Source records:
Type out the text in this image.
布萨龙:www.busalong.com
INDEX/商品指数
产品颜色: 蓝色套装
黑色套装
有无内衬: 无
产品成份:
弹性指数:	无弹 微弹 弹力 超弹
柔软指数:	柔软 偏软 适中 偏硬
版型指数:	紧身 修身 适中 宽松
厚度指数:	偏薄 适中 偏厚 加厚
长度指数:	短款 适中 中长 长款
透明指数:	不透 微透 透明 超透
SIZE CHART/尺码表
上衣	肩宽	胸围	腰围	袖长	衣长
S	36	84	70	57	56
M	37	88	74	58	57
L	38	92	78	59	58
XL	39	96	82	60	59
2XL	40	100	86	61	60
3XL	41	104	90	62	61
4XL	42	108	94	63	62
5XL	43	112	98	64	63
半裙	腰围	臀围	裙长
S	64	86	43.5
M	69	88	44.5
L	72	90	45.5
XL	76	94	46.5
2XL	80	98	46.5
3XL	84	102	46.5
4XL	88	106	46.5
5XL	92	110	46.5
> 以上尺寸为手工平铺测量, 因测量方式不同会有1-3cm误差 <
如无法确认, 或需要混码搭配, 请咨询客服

==

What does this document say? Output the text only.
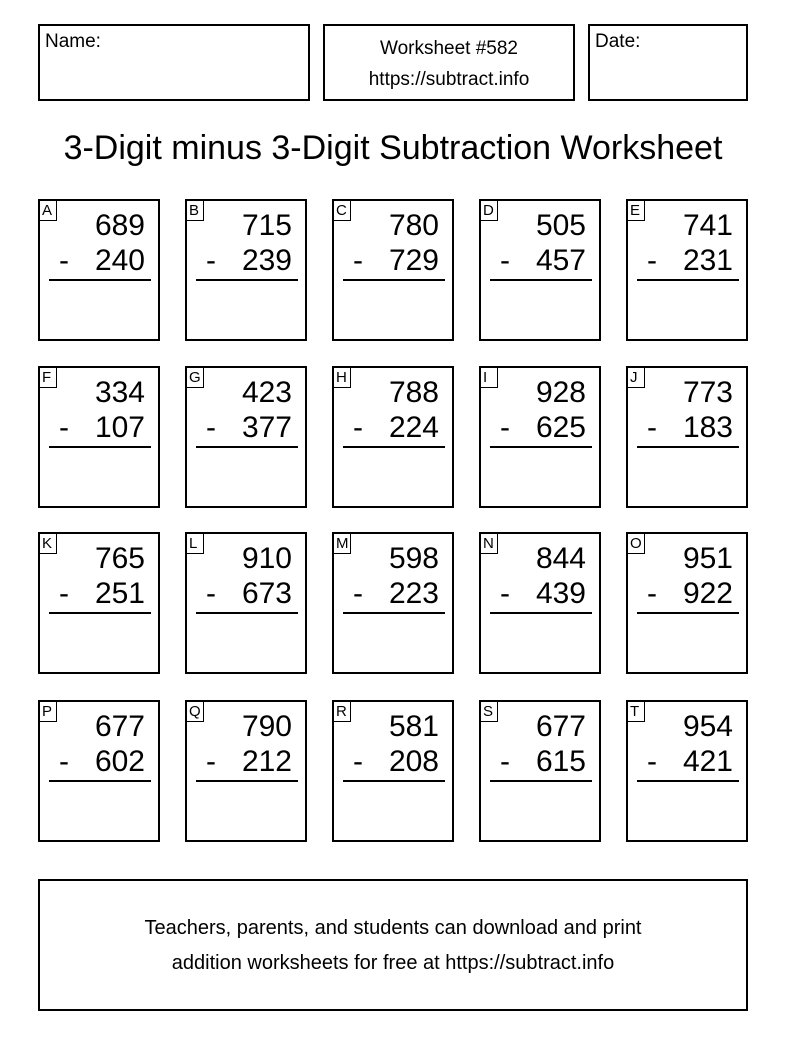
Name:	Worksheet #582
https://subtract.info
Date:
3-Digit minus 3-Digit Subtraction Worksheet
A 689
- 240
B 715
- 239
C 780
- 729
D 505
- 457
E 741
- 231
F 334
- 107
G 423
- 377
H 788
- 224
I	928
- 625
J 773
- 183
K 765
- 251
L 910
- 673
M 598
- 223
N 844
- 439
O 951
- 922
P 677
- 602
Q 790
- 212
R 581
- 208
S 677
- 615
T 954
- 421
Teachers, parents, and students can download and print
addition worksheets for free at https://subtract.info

--

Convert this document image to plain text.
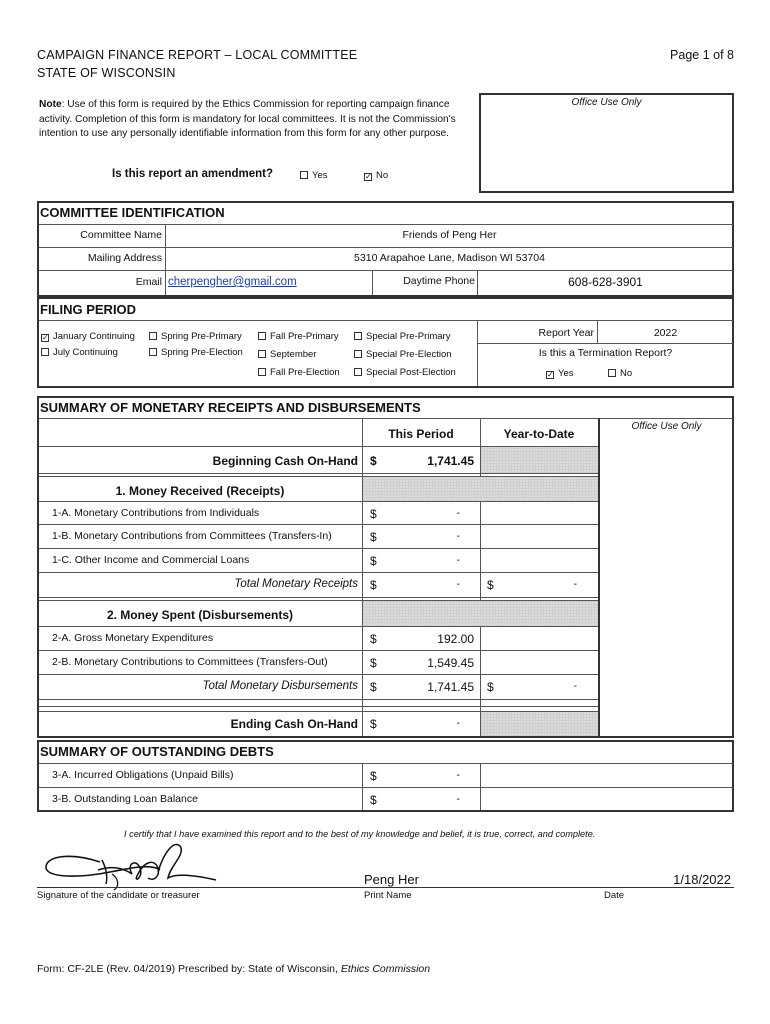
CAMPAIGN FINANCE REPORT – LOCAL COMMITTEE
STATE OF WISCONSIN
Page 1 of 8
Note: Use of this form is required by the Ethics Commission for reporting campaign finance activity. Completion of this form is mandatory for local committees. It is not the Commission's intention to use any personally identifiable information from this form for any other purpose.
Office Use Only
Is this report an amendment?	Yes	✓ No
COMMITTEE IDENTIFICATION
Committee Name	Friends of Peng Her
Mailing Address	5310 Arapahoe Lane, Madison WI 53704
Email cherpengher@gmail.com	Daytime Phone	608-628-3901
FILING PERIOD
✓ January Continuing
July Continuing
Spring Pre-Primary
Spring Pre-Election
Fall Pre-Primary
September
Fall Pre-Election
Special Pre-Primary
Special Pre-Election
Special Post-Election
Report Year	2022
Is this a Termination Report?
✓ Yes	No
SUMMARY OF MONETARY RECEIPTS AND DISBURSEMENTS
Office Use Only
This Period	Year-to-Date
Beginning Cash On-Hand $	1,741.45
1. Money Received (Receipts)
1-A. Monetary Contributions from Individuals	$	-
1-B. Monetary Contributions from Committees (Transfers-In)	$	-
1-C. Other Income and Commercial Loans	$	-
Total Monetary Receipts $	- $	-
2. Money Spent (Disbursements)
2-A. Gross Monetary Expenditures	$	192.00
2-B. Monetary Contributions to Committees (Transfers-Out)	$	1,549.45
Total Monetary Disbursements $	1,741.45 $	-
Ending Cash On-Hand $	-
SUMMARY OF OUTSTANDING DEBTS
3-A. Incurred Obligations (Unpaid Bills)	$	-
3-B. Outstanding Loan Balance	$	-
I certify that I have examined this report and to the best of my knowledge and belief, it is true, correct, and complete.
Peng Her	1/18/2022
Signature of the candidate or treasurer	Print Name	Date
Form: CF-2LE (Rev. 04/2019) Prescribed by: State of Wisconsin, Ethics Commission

> **Task goal**
Each line in the listing above that contains "Contributions" should be copied.

> **Written response**
1-A. Monetary Contributions from Individuals	$	-
1-B. Monetary Contributions from Committees (Transfers-In)	$	-
2-B. Monetary Contributions to Committees (Transfers-Out)	$	1,549.45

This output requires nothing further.